## WRITTEN REQUEST
Take the records underneath and set them down exactly.

(Extracted data entries)

┄┄┄┄┄┄

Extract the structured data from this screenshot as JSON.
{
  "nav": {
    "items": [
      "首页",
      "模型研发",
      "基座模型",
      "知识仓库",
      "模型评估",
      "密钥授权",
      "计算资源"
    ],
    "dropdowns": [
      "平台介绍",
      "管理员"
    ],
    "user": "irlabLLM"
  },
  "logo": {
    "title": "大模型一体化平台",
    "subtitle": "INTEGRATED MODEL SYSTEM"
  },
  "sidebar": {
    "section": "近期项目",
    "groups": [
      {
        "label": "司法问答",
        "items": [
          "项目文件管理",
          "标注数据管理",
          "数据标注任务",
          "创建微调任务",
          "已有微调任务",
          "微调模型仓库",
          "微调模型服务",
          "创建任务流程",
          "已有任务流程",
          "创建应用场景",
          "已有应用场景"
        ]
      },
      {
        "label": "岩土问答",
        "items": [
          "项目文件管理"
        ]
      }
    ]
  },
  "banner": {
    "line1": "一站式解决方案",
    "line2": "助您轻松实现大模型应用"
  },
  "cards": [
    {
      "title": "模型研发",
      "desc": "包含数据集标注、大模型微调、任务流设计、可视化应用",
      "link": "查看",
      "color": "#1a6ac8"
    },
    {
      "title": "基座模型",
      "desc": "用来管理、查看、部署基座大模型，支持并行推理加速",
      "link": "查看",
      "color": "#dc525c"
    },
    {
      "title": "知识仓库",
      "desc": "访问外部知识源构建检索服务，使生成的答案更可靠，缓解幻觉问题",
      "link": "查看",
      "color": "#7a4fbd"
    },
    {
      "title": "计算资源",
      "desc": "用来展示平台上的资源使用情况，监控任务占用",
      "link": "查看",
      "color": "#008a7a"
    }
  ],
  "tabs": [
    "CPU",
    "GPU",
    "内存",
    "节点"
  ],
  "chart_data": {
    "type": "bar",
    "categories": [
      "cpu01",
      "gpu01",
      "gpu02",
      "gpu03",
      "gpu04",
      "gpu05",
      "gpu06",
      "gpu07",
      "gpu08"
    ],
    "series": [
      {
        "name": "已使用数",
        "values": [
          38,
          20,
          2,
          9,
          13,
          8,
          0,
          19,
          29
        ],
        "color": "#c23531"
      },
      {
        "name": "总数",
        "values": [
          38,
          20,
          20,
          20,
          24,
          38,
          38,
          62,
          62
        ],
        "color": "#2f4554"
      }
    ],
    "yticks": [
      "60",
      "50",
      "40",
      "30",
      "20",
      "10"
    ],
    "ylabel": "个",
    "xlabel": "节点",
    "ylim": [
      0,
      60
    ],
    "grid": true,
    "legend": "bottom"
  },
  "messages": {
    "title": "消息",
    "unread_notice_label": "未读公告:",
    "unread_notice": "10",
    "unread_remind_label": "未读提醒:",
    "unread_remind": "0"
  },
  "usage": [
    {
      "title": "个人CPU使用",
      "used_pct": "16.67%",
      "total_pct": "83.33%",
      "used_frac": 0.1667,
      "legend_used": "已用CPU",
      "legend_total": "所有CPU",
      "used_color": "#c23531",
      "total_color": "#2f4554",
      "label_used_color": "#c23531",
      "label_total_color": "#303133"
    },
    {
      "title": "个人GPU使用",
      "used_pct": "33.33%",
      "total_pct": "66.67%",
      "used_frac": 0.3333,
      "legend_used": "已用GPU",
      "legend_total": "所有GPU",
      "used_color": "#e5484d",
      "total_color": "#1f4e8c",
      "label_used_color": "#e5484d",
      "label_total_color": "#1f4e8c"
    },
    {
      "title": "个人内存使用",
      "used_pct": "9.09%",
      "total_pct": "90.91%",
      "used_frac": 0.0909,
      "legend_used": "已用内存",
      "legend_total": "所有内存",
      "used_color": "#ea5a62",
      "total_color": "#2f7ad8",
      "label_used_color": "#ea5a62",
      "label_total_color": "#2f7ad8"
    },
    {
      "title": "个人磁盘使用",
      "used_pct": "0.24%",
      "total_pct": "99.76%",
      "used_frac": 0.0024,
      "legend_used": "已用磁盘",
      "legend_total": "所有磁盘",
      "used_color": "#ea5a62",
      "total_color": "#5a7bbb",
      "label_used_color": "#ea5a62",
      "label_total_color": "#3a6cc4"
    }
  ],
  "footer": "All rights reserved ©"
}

┄┄┄┄┄┄

## TASK ANSWER
Extract the structured data from this screenshot as JSON.
{
  "nav": {
    "items": [
      "首页",
      "模型研发",
      "基座模型",
      "知识仓库",
      "模型评估",
      "密钥授权",
      "计算资源"
    ],
    "dropdowns": [
      "平台介绍",
      "管理员"
    ],
    "user": "irlabLLM"
  },
  "logo": {
    "title": "大模型一体化平台",
    "subtitle": "INTEGRATED MODEL SYSTEM"
  },
  "sidebar": {
    "section": "近期项目",
    "groups": [
      {
        "label": "司法问答",
        "items": [
          "项目文件管理",
          "标注数据管理",
          "数据标注任务",
          "创建微调任务",
          "已有微调任务",
          "微调模型仓库",
          "微调模型服务",
          "创建任务流程",
          "已有任务流程",
          "创建应用场景",
          "已有应用场景"
        ]
      },
      {
        "label": "岩土问答",
        "items": [
          "项目文件管理"
        ]
      }
    ]
  },
  "banner": {
    "line1": "一站式解决方案",
    "line2": "助您轻松实现大模型应用"
  },
  "cards": [
    {
      "title": "模型研发",
      "desc": "包含数据集标注、大模型微调、任务流设计、可视化应用",
      "link": "查看",
      "color": "#1a6ac8"
    },
    {
      "title": "基座模型",
      "desc": "用来管理、查看、部署基座大模型，支持并行推理加速",
      "link": "查看",
      "color": "#dc525c"
    },
    {
      "title": "知识仓库",
      "desc": "访问外部知识源构建检索服务，使生成的答案更可靠，缓解幻觉问题",
      "link": "查看",
      "color": "#7a4fbd"
    },
    {
      "title": "计算资源",
      "desc": "用来展示平台上的资源使用情况，监控任务占用",
      "link": "查看",
      "color": "#008a7a"
    }
  ],
  "tabs": [
    "CPU",
    "GPU",
    "内存",
    "节点"
  ],
  "chart_data": {
    "type": "bar",
    "categories": [
      "cpu01",
      "gpu01",
      "gpu02",
      "gpu03",
      "gpu04",
      "gpu05",
      "gpu06",
      "gpu07",
      "gpu08"
    ],
    "series": [
      {
        "name": "已使用数",
        "values": [
          38,
          20,
          2,
          9,
          13,
          8,
          0,
          19,
          29
        ],
        "color": "#c23531"
      },
      {
        "name": "总数",
        "values": [
          38,
          20,
          20,
          20,
          24,
          38,
          38,
          62,
          62
        ],
        "color": "#2f4554"
      }
    ],
    "yticks": [
      "60",
      "50",
      "40",
      "30",
      "20",
      "10"
    ],
    "ylabel": "个",
    "xlabel": "节点",
    "ylim": [
      0,
      60
    ],
    "grid": true,
    "legend": "bottom"
  },
  "messages": {
    "title": "消息",
    "unread_notice_label": "未读公告:",
    "unread_notice": "10",
    "unread_remind_label": "未读提醒:",
    "unread_remind": "0"
  },
  "usage": [
    {
      "title": "个人CPU使用",
      "used_pct": "16.67%",
      "total_pct": "83.33%",
      "used_frac": 0.1667,
      "legend_used": "已用CPU",
      "legend_total": "所有CPU",
      "used_color": "#c23531",
      "total_color": "#2f4554",
      "label_used_color": "#c23531",
      "label_total_color": "#303133"
    },
    {
      "title": "个人GPU使用",
      "used_pct": "33.33%",
      "total_pct": "66.67%",
      "used_frac": 0.3333,
      "legend_used": "已用GPU",
      "legend_total": "所有GPU",
      "used_color": "#e5484d",
      "total_color": "#1f4e8c",
      "label_used_color": "#e5484d",
      "label_total_color": "#1f4e8c"
    },
    {
      "title": "个人内存使用",
      "used_pct": "9.09%",
      "total_pct": "90.91%",
      "used_frac": 0.0909,
      "legend_used": "已用内存",
      "legend_total": "所有内存",
      "used_color": "#ea5a62",
      "total_color": "#2f7ad8",
      "label_used_color": "#ea5a62",
      "label_total_color": "#2f7ad8"
    },
    {
      "title": "个人磁盘使用",
      "used_pct": "0.24%",
      "total_pct": "99.76%",
      "used_frac": 0.0024,
      "legend_used": "已用磁盘",
      "legend_total": "所有磁盘",
      "used_color": "#ea5a62",
      "total_color": "#5a7bbb",
      "label_used_color": "#ea5a62",
      "label_total_color": "#3a6cc4"
    }
  ],
  "footer": "All rights reserved ©"
}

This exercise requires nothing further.